Stated exercise:
Identify the lines in the data below that contain "برنت" and give only how many there are.

Stored data entries:
- - - - -
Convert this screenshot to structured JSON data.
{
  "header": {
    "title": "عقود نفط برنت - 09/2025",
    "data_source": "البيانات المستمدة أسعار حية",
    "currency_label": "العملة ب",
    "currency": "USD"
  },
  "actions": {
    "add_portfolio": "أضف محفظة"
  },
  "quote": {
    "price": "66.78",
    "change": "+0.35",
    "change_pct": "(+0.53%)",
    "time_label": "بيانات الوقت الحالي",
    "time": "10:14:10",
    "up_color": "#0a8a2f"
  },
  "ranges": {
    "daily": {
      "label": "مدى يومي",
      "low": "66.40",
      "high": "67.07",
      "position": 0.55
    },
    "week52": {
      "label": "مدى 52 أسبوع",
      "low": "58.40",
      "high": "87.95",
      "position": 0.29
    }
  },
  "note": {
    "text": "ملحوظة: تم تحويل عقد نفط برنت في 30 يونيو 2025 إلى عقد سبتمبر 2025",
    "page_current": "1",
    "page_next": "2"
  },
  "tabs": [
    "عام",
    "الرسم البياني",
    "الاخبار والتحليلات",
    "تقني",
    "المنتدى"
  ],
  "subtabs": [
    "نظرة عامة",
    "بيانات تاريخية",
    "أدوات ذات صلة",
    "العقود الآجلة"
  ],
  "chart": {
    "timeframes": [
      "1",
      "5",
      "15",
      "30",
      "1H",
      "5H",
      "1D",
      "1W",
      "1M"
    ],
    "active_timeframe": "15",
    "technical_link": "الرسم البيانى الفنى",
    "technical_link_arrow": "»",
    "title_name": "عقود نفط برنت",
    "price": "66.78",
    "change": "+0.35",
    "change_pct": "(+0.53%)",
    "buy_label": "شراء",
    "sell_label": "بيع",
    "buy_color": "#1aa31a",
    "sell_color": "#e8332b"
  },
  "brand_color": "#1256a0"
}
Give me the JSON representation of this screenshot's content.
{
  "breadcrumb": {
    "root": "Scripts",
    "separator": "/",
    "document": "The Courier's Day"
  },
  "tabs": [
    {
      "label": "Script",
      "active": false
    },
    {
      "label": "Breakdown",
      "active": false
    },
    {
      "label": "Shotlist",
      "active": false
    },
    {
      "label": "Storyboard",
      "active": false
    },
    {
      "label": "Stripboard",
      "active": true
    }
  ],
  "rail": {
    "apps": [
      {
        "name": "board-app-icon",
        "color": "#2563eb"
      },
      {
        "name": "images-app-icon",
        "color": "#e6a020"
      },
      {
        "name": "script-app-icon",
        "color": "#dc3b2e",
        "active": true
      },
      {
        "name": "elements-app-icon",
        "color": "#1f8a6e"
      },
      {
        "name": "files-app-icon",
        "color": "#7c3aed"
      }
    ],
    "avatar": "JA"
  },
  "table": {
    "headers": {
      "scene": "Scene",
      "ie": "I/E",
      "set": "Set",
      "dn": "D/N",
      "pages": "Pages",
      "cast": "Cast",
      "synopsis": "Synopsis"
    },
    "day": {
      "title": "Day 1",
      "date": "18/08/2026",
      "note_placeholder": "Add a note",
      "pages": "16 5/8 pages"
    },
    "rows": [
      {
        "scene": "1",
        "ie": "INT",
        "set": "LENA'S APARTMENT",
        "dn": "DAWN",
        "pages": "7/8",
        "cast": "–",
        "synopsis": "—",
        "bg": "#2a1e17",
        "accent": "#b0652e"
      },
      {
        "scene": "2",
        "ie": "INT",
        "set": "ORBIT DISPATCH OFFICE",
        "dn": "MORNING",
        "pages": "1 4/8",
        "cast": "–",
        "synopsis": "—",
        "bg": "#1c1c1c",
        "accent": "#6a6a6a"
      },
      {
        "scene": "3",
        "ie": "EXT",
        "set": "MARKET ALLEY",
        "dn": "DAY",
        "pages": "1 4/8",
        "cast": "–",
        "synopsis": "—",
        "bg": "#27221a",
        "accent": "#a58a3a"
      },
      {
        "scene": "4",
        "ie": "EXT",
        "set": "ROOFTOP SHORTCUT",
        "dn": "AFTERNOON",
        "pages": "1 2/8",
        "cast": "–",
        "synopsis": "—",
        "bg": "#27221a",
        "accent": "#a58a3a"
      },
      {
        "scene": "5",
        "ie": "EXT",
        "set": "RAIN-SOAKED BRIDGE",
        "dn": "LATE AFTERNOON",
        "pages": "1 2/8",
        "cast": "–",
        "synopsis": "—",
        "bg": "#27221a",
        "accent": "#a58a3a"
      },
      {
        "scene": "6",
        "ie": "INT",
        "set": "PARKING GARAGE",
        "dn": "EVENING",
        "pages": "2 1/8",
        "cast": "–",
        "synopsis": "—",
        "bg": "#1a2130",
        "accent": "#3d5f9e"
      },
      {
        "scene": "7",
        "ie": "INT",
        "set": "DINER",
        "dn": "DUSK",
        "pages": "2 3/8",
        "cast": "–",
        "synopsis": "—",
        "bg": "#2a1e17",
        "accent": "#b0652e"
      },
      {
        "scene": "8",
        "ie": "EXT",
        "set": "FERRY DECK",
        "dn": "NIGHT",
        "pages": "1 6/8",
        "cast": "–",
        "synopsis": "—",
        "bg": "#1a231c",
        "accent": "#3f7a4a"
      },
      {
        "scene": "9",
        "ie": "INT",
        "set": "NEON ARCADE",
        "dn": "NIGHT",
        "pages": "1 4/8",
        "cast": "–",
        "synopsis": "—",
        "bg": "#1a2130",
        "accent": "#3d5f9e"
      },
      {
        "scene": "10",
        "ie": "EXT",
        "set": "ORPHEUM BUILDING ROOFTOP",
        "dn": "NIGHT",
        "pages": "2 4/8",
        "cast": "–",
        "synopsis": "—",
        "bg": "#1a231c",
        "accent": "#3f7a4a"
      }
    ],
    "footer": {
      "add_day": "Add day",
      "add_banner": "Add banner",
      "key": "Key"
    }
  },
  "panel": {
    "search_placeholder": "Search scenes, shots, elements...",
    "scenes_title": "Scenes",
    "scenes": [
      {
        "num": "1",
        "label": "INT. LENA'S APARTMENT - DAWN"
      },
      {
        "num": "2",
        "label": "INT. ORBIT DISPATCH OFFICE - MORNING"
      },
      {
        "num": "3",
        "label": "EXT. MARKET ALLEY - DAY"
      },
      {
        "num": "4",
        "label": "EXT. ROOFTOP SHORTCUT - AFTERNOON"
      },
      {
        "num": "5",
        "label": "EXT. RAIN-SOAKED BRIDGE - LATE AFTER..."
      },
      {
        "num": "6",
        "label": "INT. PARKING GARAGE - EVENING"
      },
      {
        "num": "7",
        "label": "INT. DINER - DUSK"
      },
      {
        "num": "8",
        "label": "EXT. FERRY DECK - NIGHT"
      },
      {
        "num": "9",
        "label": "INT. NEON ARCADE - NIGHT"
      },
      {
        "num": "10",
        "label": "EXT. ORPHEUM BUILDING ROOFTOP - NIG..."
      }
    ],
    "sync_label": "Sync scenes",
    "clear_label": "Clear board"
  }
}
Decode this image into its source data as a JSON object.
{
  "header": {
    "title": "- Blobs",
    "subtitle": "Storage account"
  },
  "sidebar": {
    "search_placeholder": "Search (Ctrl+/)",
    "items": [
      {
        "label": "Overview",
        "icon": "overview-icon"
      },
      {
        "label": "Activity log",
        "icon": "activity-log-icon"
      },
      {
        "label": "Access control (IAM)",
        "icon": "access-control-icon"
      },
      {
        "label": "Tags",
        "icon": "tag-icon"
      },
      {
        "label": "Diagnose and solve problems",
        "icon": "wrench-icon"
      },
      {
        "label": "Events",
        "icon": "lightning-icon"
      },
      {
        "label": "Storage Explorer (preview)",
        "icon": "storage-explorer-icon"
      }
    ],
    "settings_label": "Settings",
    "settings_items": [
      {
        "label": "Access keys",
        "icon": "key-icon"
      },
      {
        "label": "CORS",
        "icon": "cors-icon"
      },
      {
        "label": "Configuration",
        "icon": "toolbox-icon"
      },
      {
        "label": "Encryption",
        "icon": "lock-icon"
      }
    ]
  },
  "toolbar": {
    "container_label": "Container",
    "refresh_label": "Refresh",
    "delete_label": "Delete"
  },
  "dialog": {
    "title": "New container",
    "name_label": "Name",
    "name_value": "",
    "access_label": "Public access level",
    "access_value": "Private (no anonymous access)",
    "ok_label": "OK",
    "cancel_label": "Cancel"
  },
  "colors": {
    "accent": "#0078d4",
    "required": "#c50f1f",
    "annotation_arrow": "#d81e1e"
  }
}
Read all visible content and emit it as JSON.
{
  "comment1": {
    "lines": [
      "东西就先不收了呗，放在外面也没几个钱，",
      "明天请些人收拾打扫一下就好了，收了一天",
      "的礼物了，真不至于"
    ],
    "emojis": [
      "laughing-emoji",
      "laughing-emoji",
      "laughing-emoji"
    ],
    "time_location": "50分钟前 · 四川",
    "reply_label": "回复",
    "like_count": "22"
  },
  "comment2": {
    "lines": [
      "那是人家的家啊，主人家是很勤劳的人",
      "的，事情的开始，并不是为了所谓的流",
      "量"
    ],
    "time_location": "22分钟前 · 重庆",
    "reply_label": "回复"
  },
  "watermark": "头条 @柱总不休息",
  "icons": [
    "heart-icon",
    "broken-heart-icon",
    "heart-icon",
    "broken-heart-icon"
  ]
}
- - - - -
Exercise result:
3